▶ **TASK TO COMPLETE**
Gather each line containing the string "cool" from these entries.

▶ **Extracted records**
......
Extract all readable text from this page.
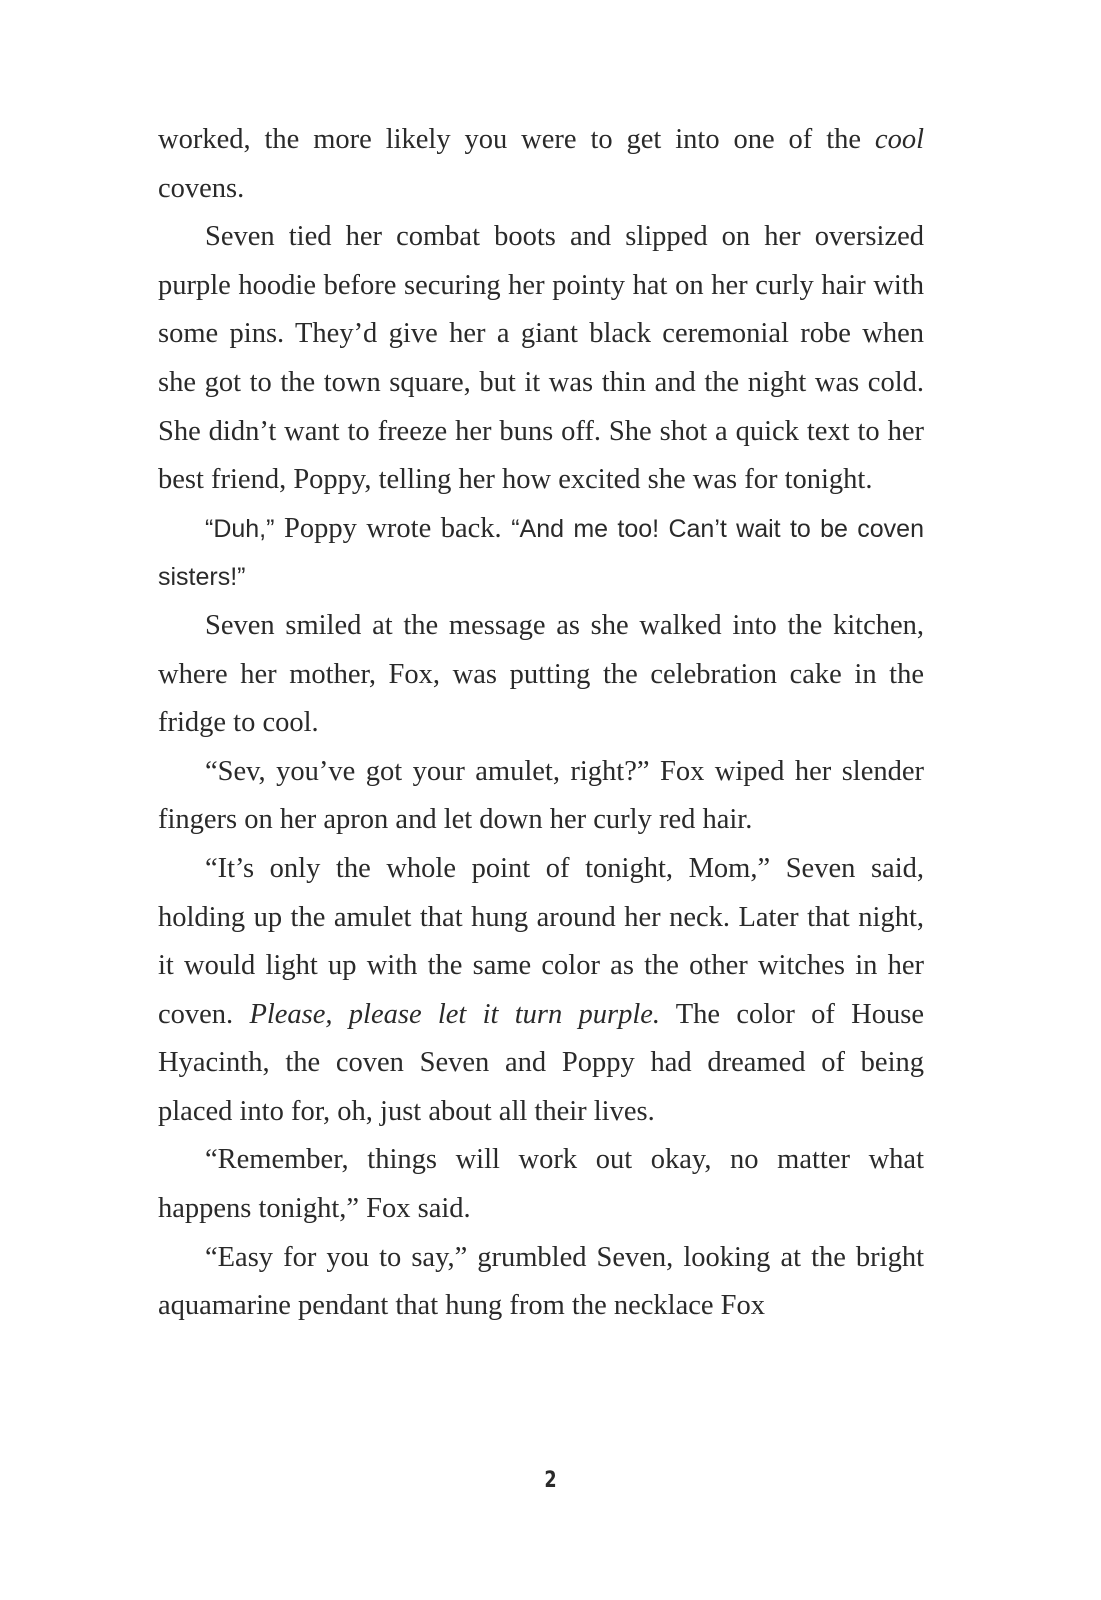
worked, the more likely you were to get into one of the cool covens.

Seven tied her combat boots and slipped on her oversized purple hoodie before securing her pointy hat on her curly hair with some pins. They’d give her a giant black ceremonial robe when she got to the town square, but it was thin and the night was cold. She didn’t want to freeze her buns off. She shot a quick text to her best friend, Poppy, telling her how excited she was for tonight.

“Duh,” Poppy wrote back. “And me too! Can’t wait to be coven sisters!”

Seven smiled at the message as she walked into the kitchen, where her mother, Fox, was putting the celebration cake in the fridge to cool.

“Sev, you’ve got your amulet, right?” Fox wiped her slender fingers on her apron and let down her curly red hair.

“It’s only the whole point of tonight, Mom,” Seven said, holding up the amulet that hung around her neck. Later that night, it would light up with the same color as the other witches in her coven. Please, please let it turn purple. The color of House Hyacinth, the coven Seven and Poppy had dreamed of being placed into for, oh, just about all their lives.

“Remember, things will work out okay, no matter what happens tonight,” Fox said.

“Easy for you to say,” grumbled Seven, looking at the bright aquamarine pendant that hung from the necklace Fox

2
......
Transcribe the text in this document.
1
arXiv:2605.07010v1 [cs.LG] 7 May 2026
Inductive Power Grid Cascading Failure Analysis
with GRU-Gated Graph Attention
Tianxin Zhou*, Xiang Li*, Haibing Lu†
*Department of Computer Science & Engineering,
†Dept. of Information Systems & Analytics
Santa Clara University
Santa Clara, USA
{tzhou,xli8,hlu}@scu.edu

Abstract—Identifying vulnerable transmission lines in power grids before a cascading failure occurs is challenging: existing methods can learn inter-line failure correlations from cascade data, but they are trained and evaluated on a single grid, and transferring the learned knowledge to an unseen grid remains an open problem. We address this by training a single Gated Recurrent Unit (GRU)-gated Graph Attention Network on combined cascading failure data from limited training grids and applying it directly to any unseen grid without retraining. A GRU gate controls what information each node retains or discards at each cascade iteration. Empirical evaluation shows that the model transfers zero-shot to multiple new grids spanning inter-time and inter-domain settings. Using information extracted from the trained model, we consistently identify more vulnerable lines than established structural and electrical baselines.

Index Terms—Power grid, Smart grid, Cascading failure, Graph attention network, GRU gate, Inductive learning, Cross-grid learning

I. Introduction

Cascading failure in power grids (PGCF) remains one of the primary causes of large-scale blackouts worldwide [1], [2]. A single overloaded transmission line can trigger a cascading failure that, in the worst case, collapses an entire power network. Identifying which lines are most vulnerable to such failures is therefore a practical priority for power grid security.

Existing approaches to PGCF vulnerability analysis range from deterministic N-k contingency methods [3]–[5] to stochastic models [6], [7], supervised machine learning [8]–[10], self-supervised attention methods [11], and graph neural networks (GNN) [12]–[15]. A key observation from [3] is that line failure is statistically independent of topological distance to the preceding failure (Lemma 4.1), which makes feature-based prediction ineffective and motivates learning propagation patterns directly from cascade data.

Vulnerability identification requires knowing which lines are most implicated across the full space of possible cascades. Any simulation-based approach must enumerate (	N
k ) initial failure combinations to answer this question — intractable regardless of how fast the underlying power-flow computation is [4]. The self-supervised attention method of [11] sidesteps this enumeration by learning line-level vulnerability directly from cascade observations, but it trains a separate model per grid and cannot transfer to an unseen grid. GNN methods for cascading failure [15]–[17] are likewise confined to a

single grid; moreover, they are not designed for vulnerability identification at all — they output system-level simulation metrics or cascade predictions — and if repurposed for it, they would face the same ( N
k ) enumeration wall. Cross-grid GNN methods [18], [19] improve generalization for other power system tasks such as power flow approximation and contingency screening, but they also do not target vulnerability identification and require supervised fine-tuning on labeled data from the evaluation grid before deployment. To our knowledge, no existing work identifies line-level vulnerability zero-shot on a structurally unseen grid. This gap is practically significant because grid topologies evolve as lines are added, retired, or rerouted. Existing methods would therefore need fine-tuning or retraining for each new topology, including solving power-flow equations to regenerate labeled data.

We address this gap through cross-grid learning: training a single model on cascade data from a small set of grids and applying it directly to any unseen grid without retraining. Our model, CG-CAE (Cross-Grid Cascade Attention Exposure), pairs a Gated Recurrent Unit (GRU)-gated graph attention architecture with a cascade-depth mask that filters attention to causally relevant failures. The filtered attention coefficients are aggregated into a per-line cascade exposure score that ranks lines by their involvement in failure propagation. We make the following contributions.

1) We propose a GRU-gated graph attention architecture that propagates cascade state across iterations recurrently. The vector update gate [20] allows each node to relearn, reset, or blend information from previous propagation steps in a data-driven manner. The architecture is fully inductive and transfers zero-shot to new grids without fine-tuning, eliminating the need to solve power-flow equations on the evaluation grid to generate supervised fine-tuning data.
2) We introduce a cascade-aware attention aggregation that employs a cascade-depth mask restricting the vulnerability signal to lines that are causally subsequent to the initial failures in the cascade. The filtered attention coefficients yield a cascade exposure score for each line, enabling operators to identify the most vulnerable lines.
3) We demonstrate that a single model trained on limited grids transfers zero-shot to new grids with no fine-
......
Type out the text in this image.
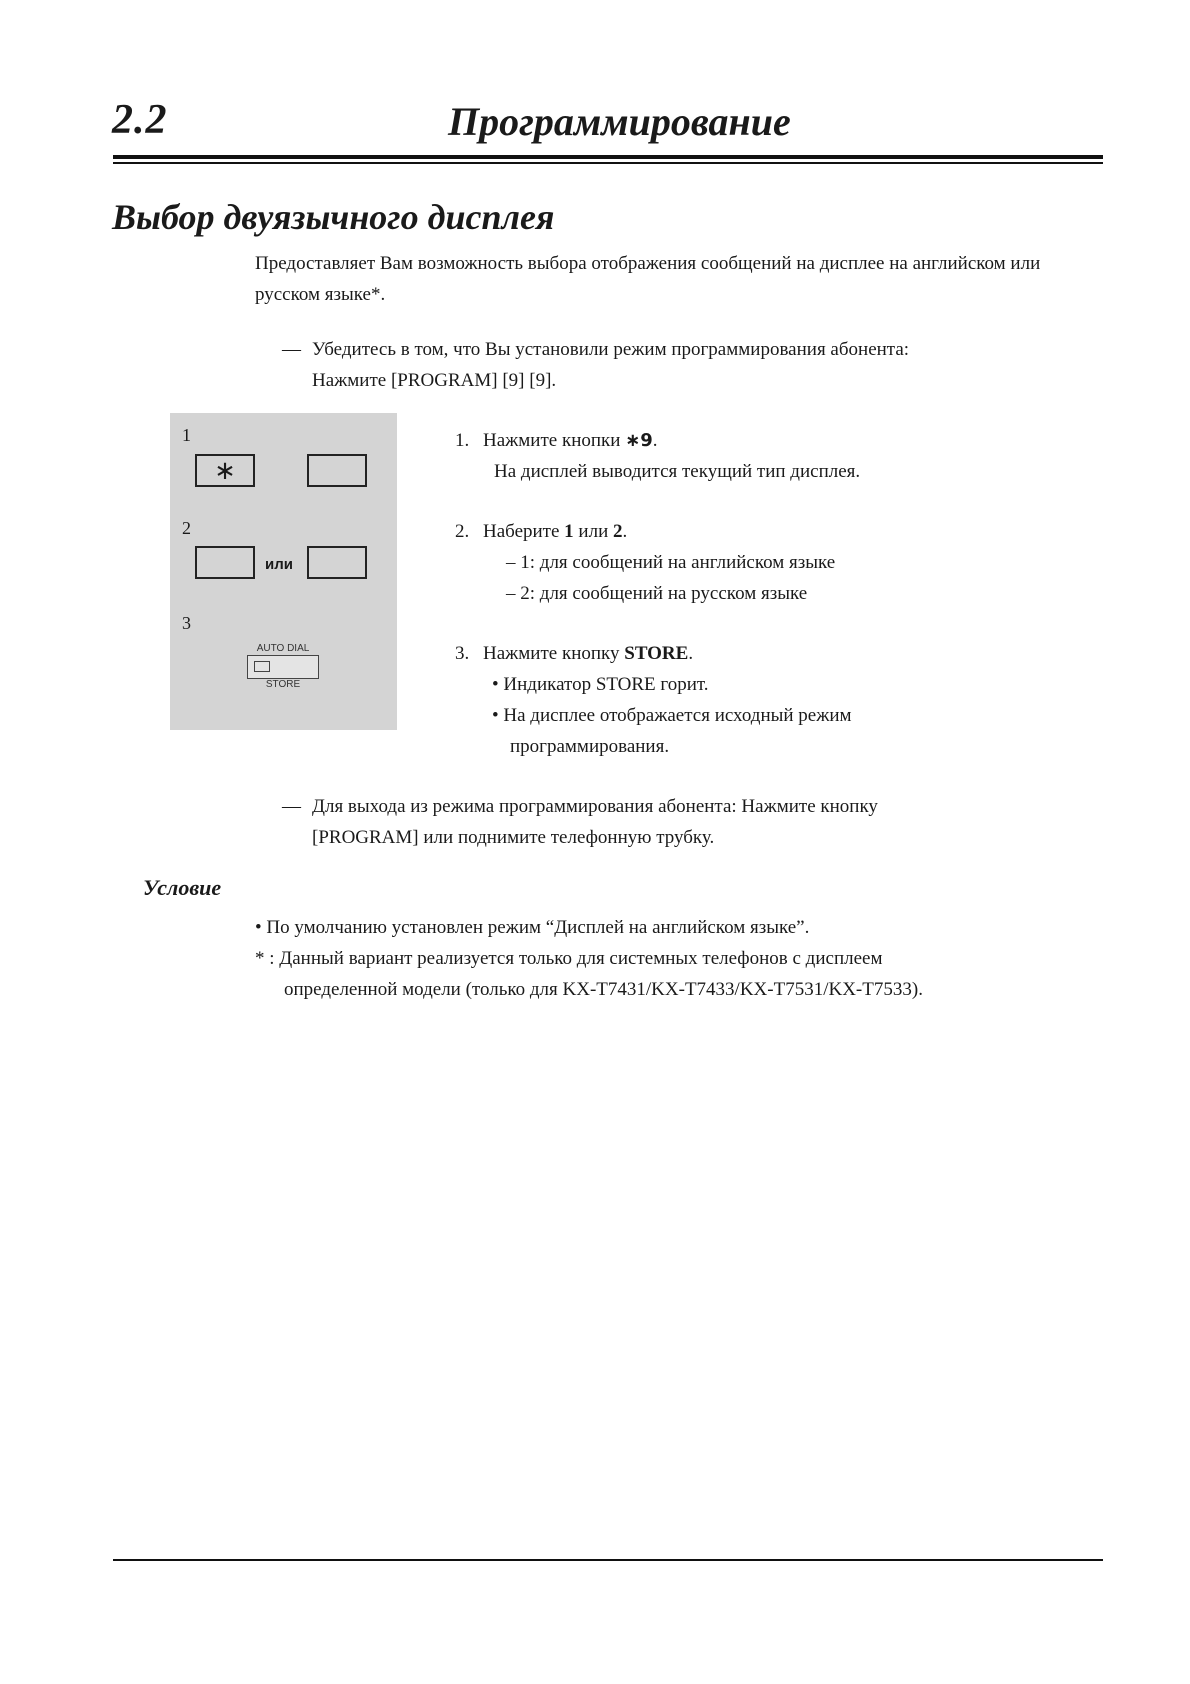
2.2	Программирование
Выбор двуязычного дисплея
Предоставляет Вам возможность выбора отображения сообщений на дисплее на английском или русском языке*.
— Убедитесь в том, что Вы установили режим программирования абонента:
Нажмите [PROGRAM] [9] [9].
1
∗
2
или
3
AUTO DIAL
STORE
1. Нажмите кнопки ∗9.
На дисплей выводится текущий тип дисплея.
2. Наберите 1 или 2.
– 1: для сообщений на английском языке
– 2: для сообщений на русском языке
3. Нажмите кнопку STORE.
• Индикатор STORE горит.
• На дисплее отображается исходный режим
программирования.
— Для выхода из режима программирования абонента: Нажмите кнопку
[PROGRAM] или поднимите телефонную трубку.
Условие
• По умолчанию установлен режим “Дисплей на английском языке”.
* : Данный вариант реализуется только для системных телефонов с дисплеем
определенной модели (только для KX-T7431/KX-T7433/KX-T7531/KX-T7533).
......
▶ **ANSWER TO THE EXERCISE**
worked, the more likely you were to get into one of the cool covens.
Seven smiled at the message as she walked into the kitchen, where her mother, Fox, was putting the celebration cake in the fridge to cool.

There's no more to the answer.